▸ Work to do:
The records below must be transcribed exactly. Do not include the pictures.

Stored data entries:
= = =

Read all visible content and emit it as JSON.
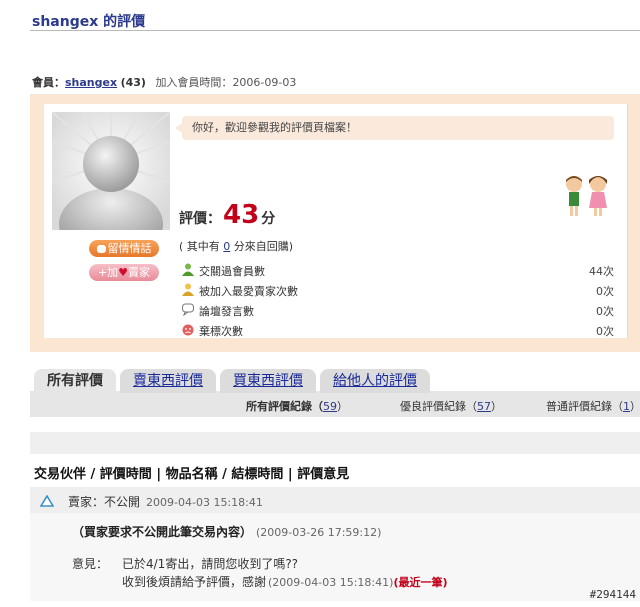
{
  "page": {
    "title": "shangex 的評價"
  },
  "member": {
    "label": "會員：",
    "username": "shangex",
    "count": "(43)",
    "join_label": "加入會員時間：",
    "join_date": "2006-09-03"
  },
  "profile": {
    "greeting": "你好，歡迎參觀我的評價頁檔案！",
    "score_label": "評價：",
    "score": "43",
    "score_unit": "分",
    "sub_prefix": "( 其中有 ",
    "sub_count": "0",
    "sub_suffix": " 分來自回購)",
    "buttons": {
      "message": "留情情話",
      "favorite_prefix": "+加",
      "favorite_heart": "♥",
      "favorite_suffix": "賣家"
    },
    "stats": [
      {
        "name": "交關過會員數",
        "value": "44次",
        "icon": "user-green-icon"
      },
      {
        "name": "被加入最愛賣家次數",
        "value": "0次",
        "icon": "user-yellow-icon"
      },
      {
        "name": "論壇發言數",
        "value": "0次",
        "icon": "speech-bubble-icon"
      },
      {
        "name": "棄標次數",
        "value": "0次",
        "icon": "sad-face-icon"
      }
    ]
  },
  "tabs": [
    {
      "label": "所有評價",
      "active": true
    },
    {
      "label": "賣東西評價",
      "active": false
    },
    {
      "label": "買東西評價",
      "active": false
    },
    {
      "label": "給他人的評價",
      "active": false
    }
  ],
  "summary": {
    "all_label": "所有評價紀錄（",
    "all_count": "59",
    "good_label": "優良評價紀錄（",
    "good_count": "57",
    "normal_label": "普通評價紀錄（",
    "normal_count": "1",
    "close": "）"
  },
  "list": {
    "header": "交易伙伴 / 評價時間 | 物品名稱 / 結標時間 | 評價意見",
    "entries": [
      {
        "who": "賣家：不公開",
        "time": "2009-04-03 15:18:41",
        "item": "（買家要求不公開此筆交易內容）",
        "item_time": "(2009-03-26 17:59:12)",
        "comment_label": "意見：",
        "comment_line1": "已於4/1寄出，請問您收到了嗎??",
        "comment_line2": "收到後煩請給予評價，感謝",
        "comment_time": "(2009-04-03 15:18:41)",
        "latest": "(最近一筆)"
      }
    ]
  },
  "watermark": "#294144",
  "colors": {
    "accent_red": "#c3001a",
    "link_blue": "#2b3a8c",
    "panel_bg": "#fbe6d2"
  }
}
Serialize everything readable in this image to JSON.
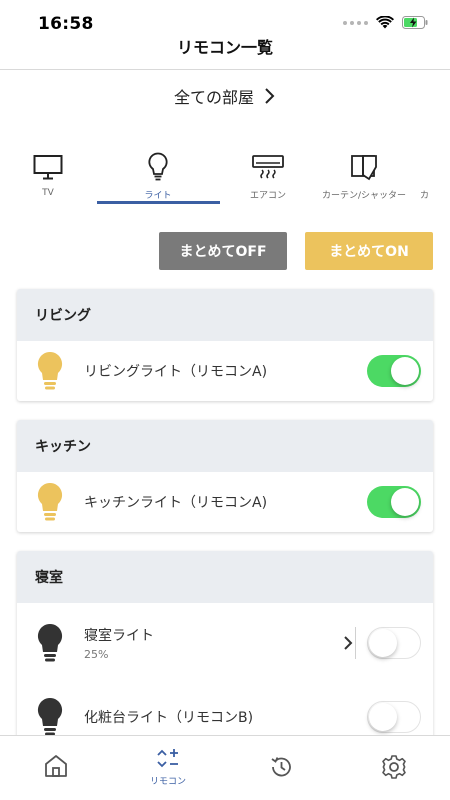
{
  "status_bar": {
    "time": "16:58"
  },
  "nav": {
    "title": "リモコン一覧"
  },
  "room_selector": {
    "label": "全ての部屋"
  },
  "categories": [
    {
      "label": "TV",
      "icon": "tv-icon"
    },
    {
      "label": "ライト",
      "icon": "light-bulb-icon",
      "active": true
    },
    {
      "label": "エアコン",
      "icon": "air-conditioner-icon"
    },
    {
      "label": "カーテン/シャッター",
      "icon": "curtain-icon"
    },
    {
      "label": "カ",
      "icon": "partial-tab"
    }
  ],
  "bulk": {
    "off_label": "まとめてOFF",
    "on_label": "まとめてON"
  },
  "rooms": [
    {
      "name": "リビング",
      "devices": [
        {
          "name": "リビングライト（リモコンA)",
          "on": true
        }
      ]
    },
    {
      "name": "キッチン",
      "devices": [
        {
          "name": "キッチンライト（リモコンA)",
          "on": true
        }
      ]
    },
    {
      "name": "寝室",
      "devices": [
        {
          "name": "寝室ライト",
          "sub": "25%",
          "on": false
        },
        {
          "name": "化粧台ライト（リモコンB)",
          "on": false
        }
      ]
    }
  ],
  "tabbar": {
    "remote_label": "リモコン"
  },
  "colors": {
    "accent": "#3b5fa3",
    "on_button": "#ecc35d",
    "off_button": "#7a7a7a",
    "toggle_on": "#4cd964",
    "bulb_on": "#ecc35d",
    "bulb_off": "#333333"
  }
}
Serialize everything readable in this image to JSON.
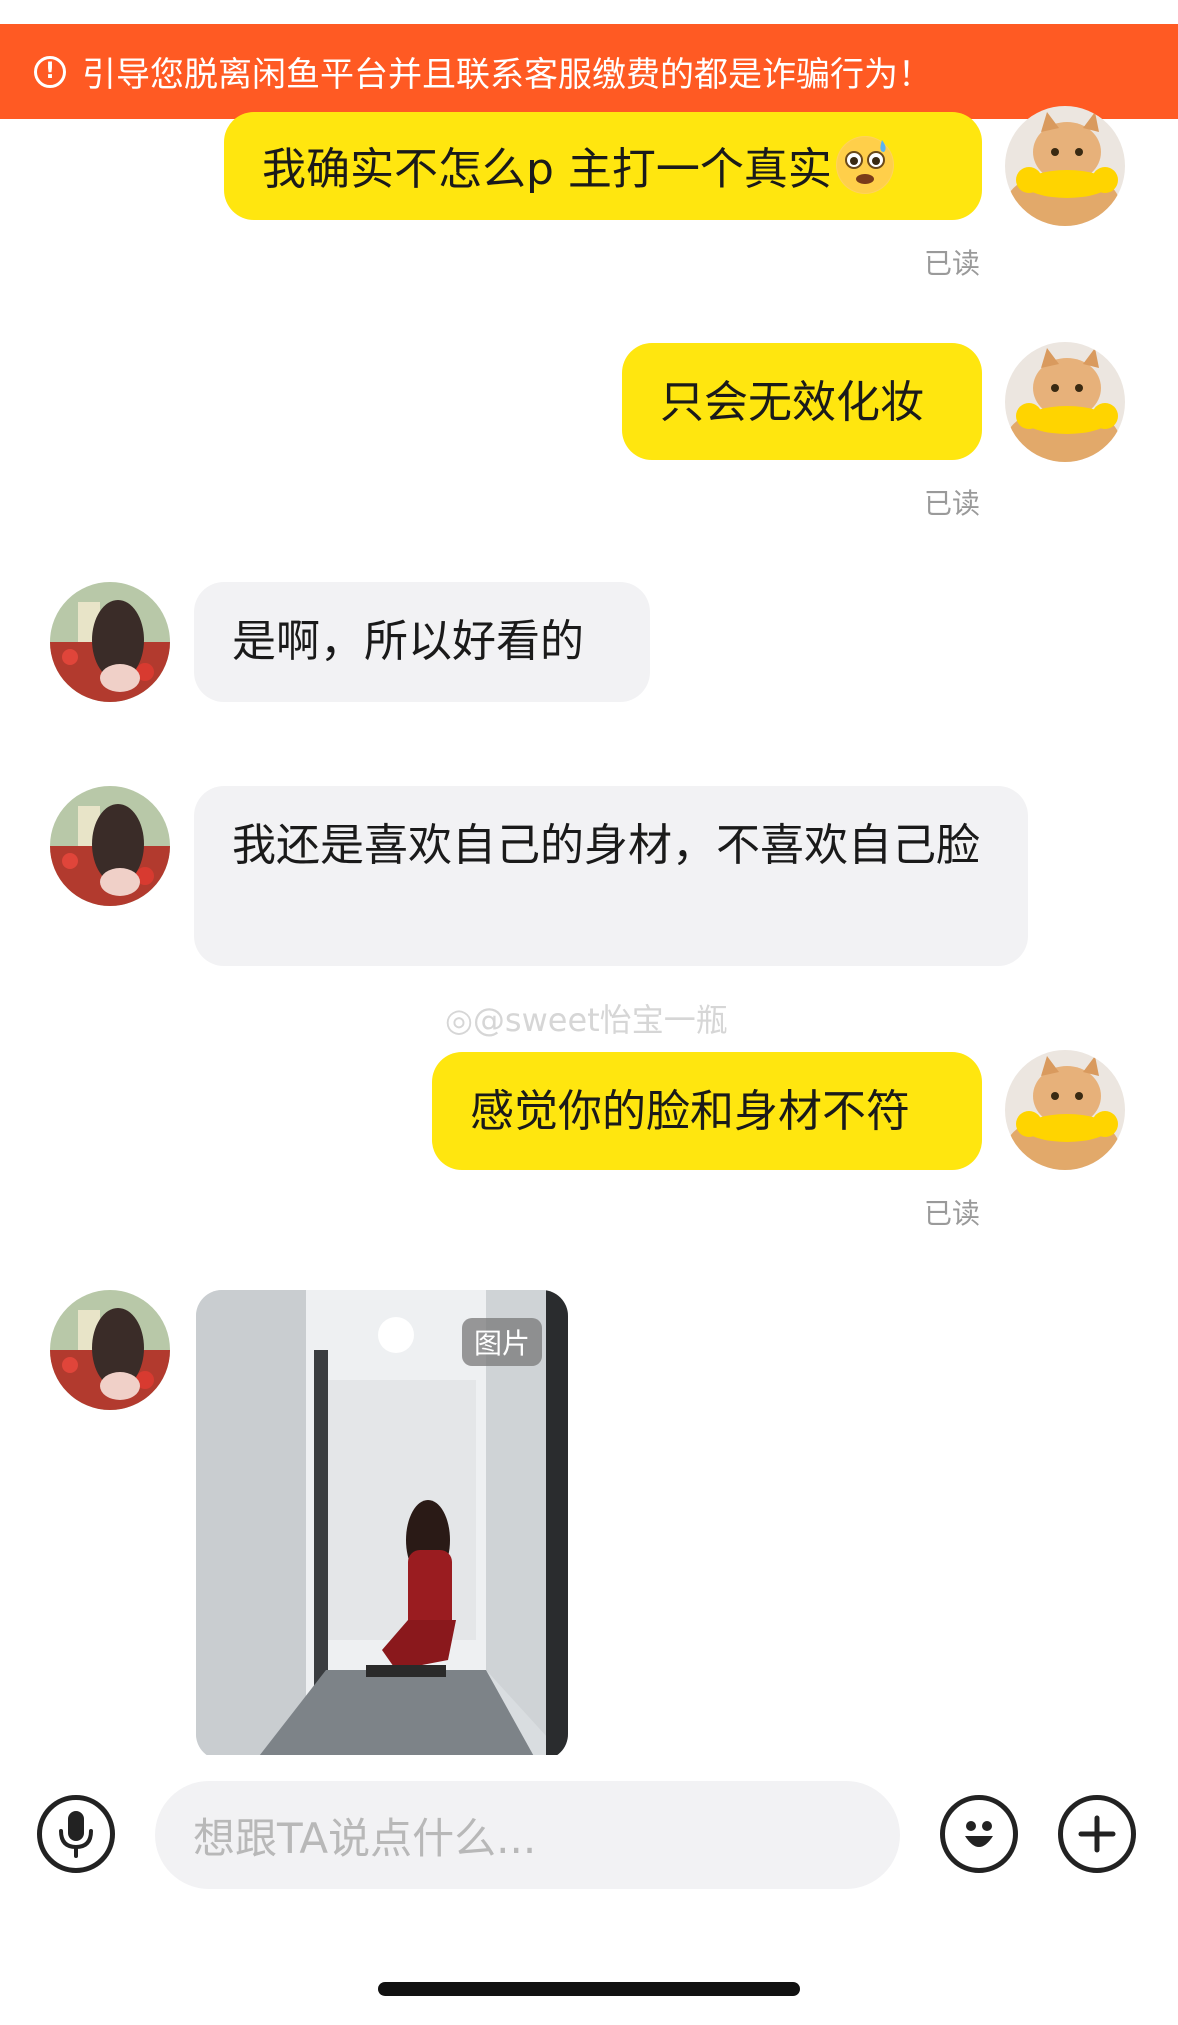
{
  "banner": {
    "text": "引导您脱离闲鱼平台并且联系客服缴费的都是诈骗行为！",
    "icon": "warning-circle-icon"
  },
  "messages": [
    {
      "side": "out",
      "text": "我确实不怎么p 主打一个真实",
      "status": "已读",
      "emoji": "anxious-face-emoji"
    },
    {
      "side": "out",
      "text": "只会无效化妆",
      "status": "已读"
    },
    {
      "side": "in",
      "text": "是啊，所以好看的"
    },
    {
      "side": "in",
      "text": "我还是喜欢自己的身材，不喜欢自己脸"
    },
    {
      "side": "out",
      "text": "感觉你的脸和身材不符",
      "status": "已读"
    },
    {
      "side": "in",
      "type": "image",
      "tag": "图片"
    }
  ],
  "watermark": "@sweet怡宝一瓶",
  "input": {
    "placeholder": "想跟TA说点什么..."
  },
  "icons": {
    "voice": "microphone-icon",
    "emoji": "smiley-icon",
    "more": "plus-icon"
  },
  "colors": {
    "banner": "#ff5a23",
    "outgoing_bubble": "#ffe60f",
    "incoming_bubble": "#f2f2f4"
  }
}
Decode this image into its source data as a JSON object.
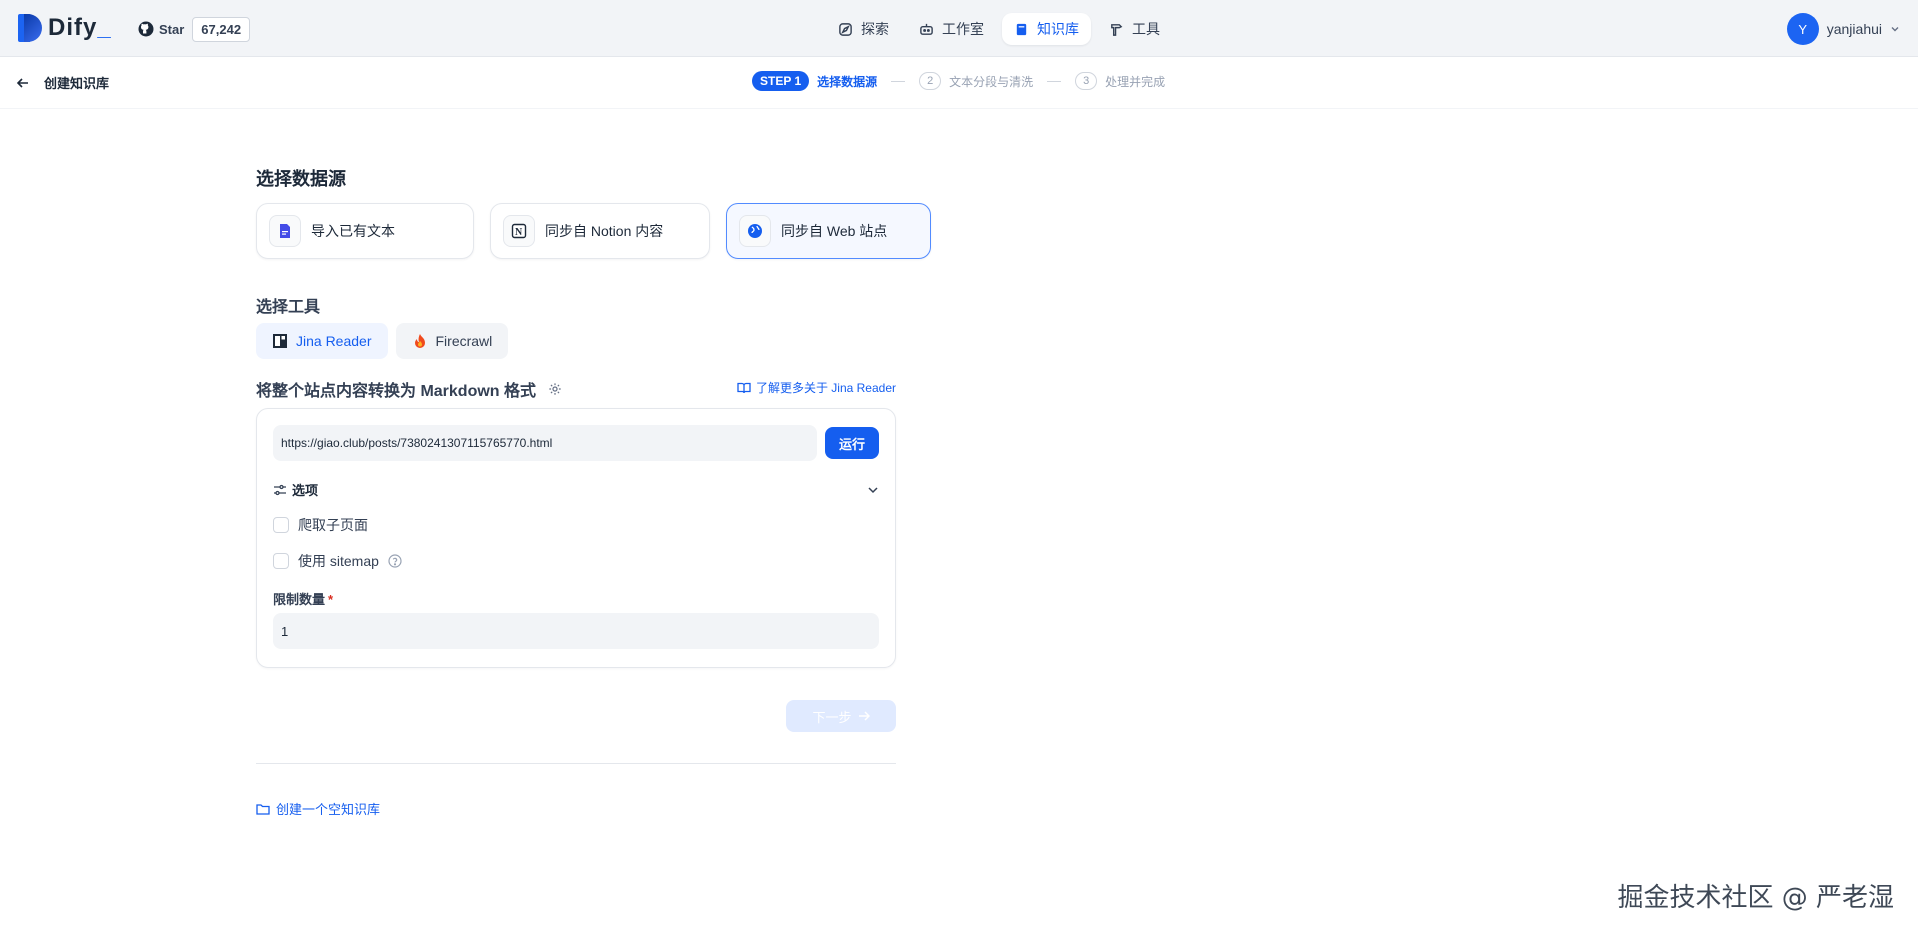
{
  "app": {
    "logo_text": "Dify",
    "logo_suffix": "_"
  },
  "github": {
    "star_label": "Star",
    "count": "67,242"
  },
  "nav": [
    {
      "label": "探索",
      "icon": "compass-icon"
    },
    {
      "label": "工作室",
      "icon": "robot-icon"
    },
    {
      "label": "知识库",
      "icon": "book-icon",
      "active": true
    },
    {
      "label": "工具",
      "icon": "hammer-icon"
    }
  ],
  "user": {
    "initial": "Y",
    "name": "yanjiahui"
  },
  "subheader": {
    "back_label": "创建知识库",
    "step1_badge": "STEP 1",
    "step1_label": "选择数据源",
    "step2_num": "2",
    "step2_label": "文本分段与清洗",
    "step3_num": "3",
    "step3_label": "处理并完成"
  },
  "datasource": {
    "title": "选择数据源",
    "options": [
      {
        "label": "导入已有文本",
        "icon": "file-icon"
      },
      {
        "label": "同步自 Notion 内容",
        "icon": "notion-icon"
      },
      {
        "label": "同步自 Web 站点",
        "icon": "globe-icon",
        "active": true
      }
    ]
  },
  "tools": {
    "title": "选择工具",
    "items": [
      {
        "label": "Jina Reader",
        "icon": "jina-icon",
        "active": true
      },
      {
        "label": "Firecrawl",
        "icon": "fire-icon"
      }
    ]
  },
  "crawler": {
    "title": "将整个站点内容转换为 Markdown 格式",
    "learn_more": "了解更多关于 Jina Reader",
    "url_value": "https://giao.club/posts/7380241307115765770.html",
    "run_label": "运行",
    "options_label": "选项",
    "crawl_subpages": "爬取子页面",
    "use_sitemap": "使用 sitemap",
    "limit_label": "限制数量",
    "limit_required": "*",
    "limit_value": "1"
  },
  "actions": {
    "next_label": "下一步",
    "empty_kb": "创建一个空知识库"
  },
  "watermark": "掘金技术社区 @ 严老湿",
  "colors": {
    "accent": "#155eef",
    "border": "#e4e7ec",
    "muted": "#98a2b3"
  }
}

= = =

▸ Result for this exercise:
Read all visible content and emit it as JSON.
{
  "page": {
    "title": "shangex 的評價"
  },
  "member": {
    "label": "會員：",
    "username": "shangex",
    "count": "(43)",
    "join_label": "加入會員時間：",
    "join_date": "2006-09-03"
  },
  "profile": {
    "greeting": "你好，歡迎參觀我的評價頁檔案！",
    "score_label": "評價：",
    "score": "43",
    "score_unit": "分",
    "sub_prefix": "( 其中有 ",
    "sub_count": "0",
    "sub_suffix": " 分來自回購)",
    "buttons": {
      "message": "留情情話",
      "favorite_prefix": "+加",
      "favorite_heart": "♥",
      "favorite_suffix": "賣家"
    },
    "stats": [
      {
        "name": "交關過會員數",
        "value": "44次",
        "icon": "user-green-icon"
      },
      {
        "name": "被加入最愛賣家次數",
        "value": "0次",
        "icon": "user-yellow-icon"
      },
      {
        "name": "論壇發言數",
        "value": "0次",
        "icon": "speech-bubble-icon"
      },
      {
        "name": "棄標次數",
        "value": "0次",
        "icon": "sad-face-icon"
      }
    ]
  },
  "tabs": [
    {
      "label": "所有評價",
      "active": true
    },
    {
      "label": "賣東西評價",
      "active": false
    },
    {
      "label": "買東西評價",
      "active": false
    },
    {
      "label": "給他人的評價",
      "active": false
    }
  ],
  "summary": {
    "all_label": "所有評價紀錄（",
    "all_count": "59",
    "good_label": "優良評價紀錄（",
    "good_count": "57",
    "normal_label": "普通評價紀錄（",
    "normal_count": "1",
    "close": "）"
  },
  "list": {
    "header": "交易伙伴 / 評價時間 | 物品名稱 / 結標時間 | 評價意見",
    "entries": [
      {
        "who": "賣家：不公開",
        "time": "2009-04-03 15:18:41",
        "item": "（買家要求不公開此筆交易內容）",
        "item_time": "(2009-03-26 17:59:12)",
        "comment_label": "意見：",
        "comment_line1": "已於4/1寄出，請問您收到了嗎??",
        "comment_line2": "收到後煩請給予評價，感謝",
        "comment_time": "(2009-04-03 15:18:41)",
        "latest": "(最近一筆)"
      }
    ]
  },
  "watermark": "#294144",
  "colors": {
    "accent_red": "#c3001a",
    "link_blue": "#2b3a8c",
    "panel_bg": "#fbe6d2"
  }
}
Serialize everything readable in this image to JSON.
{
  "status_bar": {
    "time": "16:58"
  },
  "nav": {
    "title": "リモコン一覧"
  },
  "room_selector": {
    "label": "全ての部屋"
  },
  "categories": [
    {
      "label": "TV",
      "icon": "tv-icon"
    },
    {
      "label": "ライト",
      "icon": "light-bulb-icon",
      "active": true
    },
    {
      "label": "エアコン",
      "icon": "air-conditioner-icon"
    },
    {
      "label": "カーテン/シャッター",
      "icon": "curtain-icon"
    },
    {
      "label": "カ",
      "icon": "partial-tab"
    }
  ],
  "bulk": {
    "off_label": "まとめてOFF",
    "on_label": "まとめてON"
  },
  "rooms": [
    {
      "name": "リビング",
      "devices": [
        {
          "name": "リビングライト（リモコンA)",
          "on": true
        }
      ]
    },
    {
      "name": "キッチン",
      "devices": [
        {
          "name": "キッチンライト（リモコンA)",
          "on": true
        }
      ]
    },
    {
      "name": "寝室",
      "devices": [
        {
          "name": "寝室ライト",
          "sub": "25%",
          "on": false
        },
        {
          "name": "化粧台ライト（リモコンB)",
          "on": false
        }
      ]
    }
  ],
  "tabbar": {
    "remote_label": "リモコン"
  },
  "colors": {
    "accent": "#3b5fa3",
    "on_button": "#ecc35d",
    "off_button": "#7a7a7a",
    "toggle_on": "#4cd964",
    "bulb_on": "#ecc35d",
    "bulb_off": "#333333"
  }
}
Serialize everything readable in this image to JSON.
{
  "banner": {
    "text": "引导您脱离闲鱼平台并且联系客服缴费的都是诈骗行为！",
    "icon": "warning-circle-icon"
  },
  "messages": [
    {
      "side": "out",
      "text": "我确实不怎么p 主打一个真实",
      "status": "已读",
      "emoji": "anxious-face-emoji"
    },
    {
      "side": "out",
      "text": "只会无效化妆",
      "status": "已读"
    },
    {
      "side": "in",
      "text": "是啊，所以好看的"
    },
    {
      "side": "in",
      "text": "我还是喜欢自己的身材，不喜欢自己脸"
    },
    {
      "side": "out",
      "text": "感觉你的脸和身材不符",
      "status": "已读"
    },
    {
      "side": "in",
      "type": "image",
      "tag": "图片"
    }
  ],
  "watermark": "@sweet怡宝一瓶",
  "input": {
    "placeholder": "想跟TA说点什么..."
  },
  "icons": {
    "voice": "microphone-icon",
    "emoji": "smiley-icon",
    "more": "plus-icon"
  },
  "colors": {
    "banner": "#ff5a23",
    "outgoing_bubble": "#ffe60f",
    "incoming_bubble": "#f2f2f4"
  }
}
Decode this image into its source data as a JSON object.
{
  "app": {
    "logo_text": "Dify",
    "logo_suffix": "_"
  },
  "github": {
    "star_label": "Star",
    "count": "67,242"
  },
  "nav": [
    {
      "label": "探索",
      "icon": "compass-icon"
    },
    {
      "label": "工作室",
      "icon": "robot-icon"
    },
    {
      "label": "知识库",
      "icon": "book-icon",
      "active": true
    },
    {
      "label": "工具",
      "icon": "hammer-icon"
    }
  ],
  "user": {
    "initial": "Y",
    "name": "yanjiahui"
  },
  "subheader": {
    "back_label": "创建知识库",
    "step1_badge": "STEP 1",
    "step1_label": "选择数据源",
    "step2_num": "2",
    "step2_label": "文本分段与清洗",
    "step3_num": "3",
    "step3_label": "处理并完成"
  },
  "datasource": {
    "title": "选择数据源",
    "options": [
      {
        "label": "导入已有文本",
        "icon": "file-icon"
      },
      {
        "label": "同步自 Notion 内容",
        "icon": "notion-icon"
      },
      {
        "label": "同步自 Web 站点",
        "icon": "globe-icon",
        "active": true
      }
    ]
  },
  "tools": {
    "title": "选择工具",
    "items": [
      {
        "label": "Jina Reader",
        "icon": "jina-icon",
        "active": true
      },
      {
        "label": "Firecrawl",
        "icon": "fire-icon"
      }
    ]
  },
  "crawler": {
    "title": "将整个站点内容转换为 Markdown 格式",
    "learn_more": "了解更多关于 Jina Reader",
    "url_value": "https://giao.club/posts/7380241307115765770.html",
    "run_label": "运行",
    "options_label": "选项",
    "crawl_subpages": "爬取子页面",
    "use_sitemap": "使用 sitemap",
    "limit_label": "限制数量",
    "limit_required": "*",
    "limit_value": "1"
  },
  "actions": {
    "next_label": "下一步",
    "empty_kb": "创建一个空知识库"
  },
  "watermark": "掘金技术社区 @ 严老湿",
  "colors": {
    "accent": "#155eef",
    "border": "#e4e7ec",
    "muted": "#98a2b3"
  }
}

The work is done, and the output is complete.